▶ Exercise:
Retype the records that come next, word for word.

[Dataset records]
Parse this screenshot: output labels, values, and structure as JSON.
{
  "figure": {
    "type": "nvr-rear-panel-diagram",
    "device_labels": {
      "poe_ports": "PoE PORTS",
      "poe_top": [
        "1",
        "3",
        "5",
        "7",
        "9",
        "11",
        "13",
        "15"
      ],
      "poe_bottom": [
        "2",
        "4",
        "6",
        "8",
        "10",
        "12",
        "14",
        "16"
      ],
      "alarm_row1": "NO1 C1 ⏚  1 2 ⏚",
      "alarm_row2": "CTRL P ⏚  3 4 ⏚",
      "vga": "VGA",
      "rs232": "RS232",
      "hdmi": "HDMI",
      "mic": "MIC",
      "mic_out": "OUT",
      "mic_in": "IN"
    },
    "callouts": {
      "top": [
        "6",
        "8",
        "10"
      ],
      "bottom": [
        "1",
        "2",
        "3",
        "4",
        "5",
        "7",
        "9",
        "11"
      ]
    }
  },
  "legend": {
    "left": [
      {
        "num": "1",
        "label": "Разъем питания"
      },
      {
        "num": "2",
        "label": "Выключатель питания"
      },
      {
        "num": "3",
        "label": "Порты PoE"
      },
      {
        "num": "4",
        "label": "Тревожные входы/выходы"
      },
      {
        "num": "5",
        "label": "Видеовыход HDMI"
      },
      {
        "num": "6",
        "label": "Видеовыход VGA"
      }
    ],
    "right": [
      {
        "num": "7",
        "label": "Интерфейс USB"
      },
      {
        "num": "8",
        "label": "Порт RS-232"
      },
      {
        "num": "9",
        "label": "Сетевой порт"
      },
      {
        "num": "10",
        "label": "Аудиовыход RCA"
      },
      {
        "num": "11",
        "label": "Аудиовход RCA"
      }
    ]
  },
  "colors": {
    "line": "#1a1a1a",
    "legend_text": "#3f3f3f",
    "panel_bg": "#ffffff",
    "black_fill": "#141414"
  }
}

▶ Answer to the task:
Parse this screenshot: output labels, values, and structure as JSON.
{
  "figure": {
    "type": "nvr-rear-panel-diagram",
    "device_labels": {
      "poe_ports": "PoE PORTS",
      "poe_top": [
        "1",
        "3",
        "5",
        "7",
        "9",
        "11",
        "13",
        "15"
      ],
      "poe_bottom": [
        "2",
        "4",
        "6",
        "8",
        "10",
        "12",
        "14",
        "16"
      ],
      "alarm_row1": "NO1 C1 ⏚  1 2 ⏚",
      "alarm_row2": "CTRL P ⏚  3 4 ⏚",
      "vga": "VGA",
      "rs232": "RS232",
      "hdmi": "HDMI",
      "mic": "MIC",
      "mic_out": "OUT",
      "mic_in": "IN"
    },
    "callouts": {
      "top": [
        "6",
        "8",
        "10"
      ],
      "bottom": [
        "1",
        "2",
        "3",
        "4",
        "5",
        "7",
        "9",
        "11"
      ]
    }
  },
  "legend": {
    "left": [
      {
        "num": "1",
        "label": "Разъем питания"
      },
      {
        "num": "2",
        "label": "Выключатель питания"
      },
      {
        "num": "3",
        "label": "Порты PoE"
      },
      {
        "num": "4",
        "label": "Тревожные входы/выходы"
      },
      {
        "num": "5",
        "label": "Видеовыход HDMI"
      },
      {
        "num": "6",
        "label": "Видеовыход VGA"
      }
    ],
    "right": [
      {
        "num": "7",
        "label": "Интерфейс USB"
      },
      {
        "num": "8",
        "label": "Порт RS-232"
      },
      {
        "num": "9",
        "label": "Сетевой порт"
      },
      {
        "num": "10",
        "label": "Аудиовыход RCA"
      },
      {
        "num": "11",
        "label": "Аудиовход RCA"
      }
    ]
  },
  "colors": {
    "line": "#1a1a1a",
    "legend_text": "#3f3f3f",
    "panel_bg": "#ffffff",
    "black_fill": "#141414"
  }
}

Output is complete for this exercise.